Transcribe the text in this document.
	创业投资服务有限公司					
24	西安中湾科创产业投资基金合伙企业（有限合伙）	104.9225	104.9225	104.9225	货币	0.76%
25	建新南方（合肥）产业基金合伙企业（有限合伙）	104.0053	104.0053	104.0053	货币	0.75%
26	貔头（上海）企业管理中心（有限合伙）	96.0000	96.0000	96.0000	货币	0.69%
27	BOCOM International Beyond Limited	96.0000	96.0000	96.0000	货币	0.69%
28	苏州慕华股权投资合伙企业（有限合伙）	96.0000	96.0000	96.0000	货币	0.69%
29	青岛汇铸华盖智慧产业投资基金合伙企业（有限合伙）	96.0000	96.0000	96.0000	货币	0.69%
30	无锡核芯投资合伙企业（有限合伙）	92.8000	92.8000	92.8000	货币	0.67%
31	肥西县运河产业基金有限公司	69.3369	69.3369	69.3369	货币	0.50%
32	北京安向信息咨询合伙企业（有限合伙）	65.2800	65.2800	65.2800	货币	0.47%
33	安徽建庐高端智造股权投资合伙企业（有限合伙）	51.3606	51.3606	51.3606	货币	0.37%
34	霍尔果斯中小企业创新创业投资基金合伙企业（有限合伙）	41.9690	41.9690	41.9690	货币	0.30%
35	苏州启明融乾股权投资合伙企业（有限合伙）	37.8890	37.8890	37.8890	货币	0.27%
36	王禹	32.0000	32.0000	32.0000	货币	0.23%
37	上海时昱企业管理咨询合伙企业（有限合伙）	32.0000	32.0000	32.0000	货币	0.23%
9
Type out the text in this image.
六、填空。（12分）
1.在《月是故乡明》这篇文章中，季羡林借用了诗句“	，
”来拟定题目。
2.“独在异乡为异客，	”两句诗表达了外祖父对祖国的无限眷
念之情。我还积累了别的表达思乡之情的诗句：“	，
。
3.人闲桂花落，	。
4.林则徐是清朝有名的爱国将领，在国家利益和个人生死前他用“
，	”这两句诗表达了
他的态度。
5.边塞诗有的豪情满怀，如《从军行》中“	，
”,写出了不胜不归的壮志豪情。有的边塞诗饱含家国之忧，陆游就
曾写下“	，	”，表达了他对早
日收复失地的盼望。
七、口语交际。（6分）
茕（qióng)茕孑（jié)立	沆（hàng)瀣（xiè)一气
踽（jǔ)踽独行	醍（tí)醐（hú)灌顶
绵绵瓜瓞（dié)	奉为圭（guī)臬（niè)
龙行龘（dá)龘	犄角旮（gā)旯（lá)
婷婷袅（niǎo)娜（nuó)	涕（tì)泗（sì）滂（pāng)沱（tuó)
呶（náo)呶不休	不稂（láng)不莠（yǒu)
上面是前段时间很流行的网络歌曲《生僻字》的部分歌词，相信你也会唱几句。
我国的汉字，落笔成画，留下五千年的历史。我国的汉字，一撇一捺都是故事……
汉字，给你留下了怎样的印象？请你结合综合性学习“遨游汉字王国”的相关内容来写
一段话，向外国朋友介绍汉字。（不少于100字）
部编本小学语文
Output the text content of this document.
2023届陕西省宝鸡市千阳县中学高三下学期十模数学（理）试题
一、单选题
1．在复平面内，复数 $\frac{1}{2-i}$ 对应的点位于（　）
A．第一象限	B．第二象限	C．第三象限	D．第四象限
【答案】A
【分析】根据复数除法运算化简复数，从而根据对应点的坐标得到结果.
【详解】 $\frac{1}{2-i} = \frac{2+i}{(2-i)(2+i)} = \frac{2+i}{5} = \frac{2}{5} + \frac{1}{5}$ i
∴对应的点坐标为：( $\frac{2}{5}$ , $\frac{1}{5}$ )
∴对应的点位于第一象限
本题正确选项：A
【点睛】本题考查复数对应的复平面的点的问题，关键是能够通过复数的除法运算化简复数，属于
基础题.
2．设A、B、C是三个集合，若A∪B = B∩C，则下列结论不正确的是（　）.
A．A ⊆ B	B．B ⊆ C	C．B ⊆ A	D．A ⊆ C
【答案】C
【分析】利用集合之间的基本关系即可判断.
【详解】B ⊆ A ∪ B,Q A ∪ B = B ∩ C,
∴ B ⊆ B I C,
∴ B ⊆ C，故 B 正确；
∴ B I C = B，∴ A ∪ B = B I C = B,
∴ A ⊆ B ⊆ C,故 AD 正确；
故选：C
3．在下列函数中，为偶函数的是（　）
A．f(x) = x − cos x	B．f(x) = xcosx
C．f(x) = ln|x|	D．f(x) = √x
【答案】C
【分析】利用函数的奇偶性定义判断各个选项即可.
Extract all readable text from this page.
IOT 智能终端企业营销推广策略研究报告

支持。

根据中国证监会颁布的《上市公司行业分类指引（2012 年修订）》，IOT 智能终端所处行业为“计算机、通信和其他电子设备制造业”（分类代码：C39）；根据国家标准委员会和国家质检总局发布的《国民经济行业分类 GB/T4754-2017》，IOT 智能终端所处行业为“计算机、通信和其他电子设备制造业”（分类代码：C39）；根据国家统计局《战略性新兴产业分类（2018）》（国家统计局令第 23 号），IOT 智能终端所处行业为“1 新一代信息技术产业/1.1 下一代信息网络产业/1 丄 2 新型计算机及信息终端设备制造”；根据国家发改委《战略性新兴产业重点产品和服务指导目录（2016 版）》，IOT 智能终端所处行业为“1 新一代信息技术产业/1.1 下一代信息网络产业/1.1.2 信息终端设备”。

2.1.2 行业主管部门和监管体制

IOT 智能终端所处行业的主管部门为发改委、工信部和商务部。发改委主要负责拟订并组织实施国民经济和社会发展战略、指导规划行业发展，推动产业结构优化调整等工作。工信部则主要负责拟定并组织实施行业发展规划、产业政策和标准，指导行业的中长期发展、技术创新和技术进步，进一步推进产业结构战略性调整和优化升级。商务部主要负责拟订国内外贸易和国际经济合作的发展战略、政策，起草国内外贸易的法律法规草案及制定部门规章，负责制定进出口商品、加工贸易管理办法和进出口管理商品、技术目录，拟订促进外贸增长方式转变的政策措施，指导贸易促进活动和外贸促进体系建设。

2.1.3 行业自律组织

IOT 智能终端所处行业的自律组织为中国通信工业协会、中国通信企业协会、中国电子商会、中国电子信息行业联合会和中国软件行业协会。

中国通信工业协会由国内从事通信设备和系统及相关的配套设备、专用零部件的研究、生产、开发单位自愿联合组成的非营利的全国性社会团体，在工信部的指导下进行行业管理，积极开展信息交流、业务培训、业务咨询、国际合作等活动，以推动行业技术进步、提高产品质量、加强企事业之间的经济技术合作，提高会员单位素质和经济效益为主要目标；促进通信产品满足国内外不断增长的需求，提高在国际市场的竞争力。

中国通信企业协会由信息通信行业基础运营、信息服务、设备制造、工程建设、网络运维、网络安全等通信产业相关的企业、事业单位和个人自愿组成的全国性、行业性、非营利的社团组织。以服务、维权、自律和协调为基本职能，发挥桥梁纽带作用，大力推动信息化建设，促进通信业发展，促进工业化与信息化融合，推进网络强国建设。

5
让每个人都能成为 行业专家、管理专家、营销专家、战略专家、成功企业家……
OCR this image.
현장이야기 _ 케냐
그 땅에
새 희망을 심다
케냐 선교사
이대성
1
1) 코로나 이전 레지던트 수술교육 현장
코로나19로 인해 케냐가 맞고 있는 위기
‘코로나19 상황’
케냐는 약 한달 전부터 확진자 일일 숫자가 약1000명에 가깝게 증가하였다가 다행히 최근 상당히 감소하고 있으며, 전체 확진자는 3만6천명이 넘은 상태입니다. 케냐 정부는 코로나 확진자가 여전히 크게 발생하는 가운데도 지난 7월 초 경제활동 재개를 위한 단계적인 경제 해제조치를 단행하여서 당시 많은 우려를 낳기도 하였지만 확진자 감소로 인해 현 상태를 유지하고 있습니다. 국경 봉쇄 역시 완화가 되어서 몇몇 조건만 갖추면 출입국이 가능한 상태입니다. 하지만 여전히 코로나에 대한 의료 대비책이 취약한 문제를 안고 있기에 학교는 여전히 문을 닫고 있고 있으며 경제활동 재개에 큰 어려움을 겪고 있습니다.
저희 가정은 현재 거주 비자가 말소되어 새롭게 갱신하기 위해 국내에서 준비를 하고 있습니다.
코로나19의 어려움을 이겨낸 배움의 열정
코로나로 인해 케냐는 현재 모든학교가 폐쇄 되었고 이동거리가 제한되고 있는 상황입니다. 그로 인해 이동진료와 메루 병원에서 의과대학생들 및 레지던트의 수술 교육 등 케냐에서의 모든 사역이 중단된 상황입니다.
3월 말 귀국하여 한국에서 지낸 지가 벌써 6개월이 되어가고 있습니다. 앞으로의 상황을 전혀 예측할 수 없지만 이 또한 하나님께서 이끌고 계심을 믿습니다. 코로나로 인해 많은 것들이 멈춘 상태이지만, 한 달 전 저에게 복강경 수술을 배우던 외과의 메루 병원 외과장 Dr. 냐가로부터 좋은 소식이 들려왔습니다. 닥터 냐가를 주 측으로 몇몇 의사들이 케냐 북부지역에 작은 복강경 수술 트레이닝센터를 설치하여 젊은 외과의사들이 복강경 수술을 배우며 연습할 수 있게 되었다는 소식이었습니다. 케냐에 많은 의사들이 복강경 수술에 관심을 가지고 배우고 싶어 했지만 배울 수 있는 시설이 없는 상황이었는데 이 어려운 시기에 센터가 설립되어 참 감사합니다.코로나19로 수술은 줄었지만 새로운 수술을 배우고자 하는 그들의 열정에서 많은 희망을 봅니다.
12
- - - -
TO DO: Among the lines above, count those containing the word "this" and give nothing but the result.

SOLVED EXERCISE: 5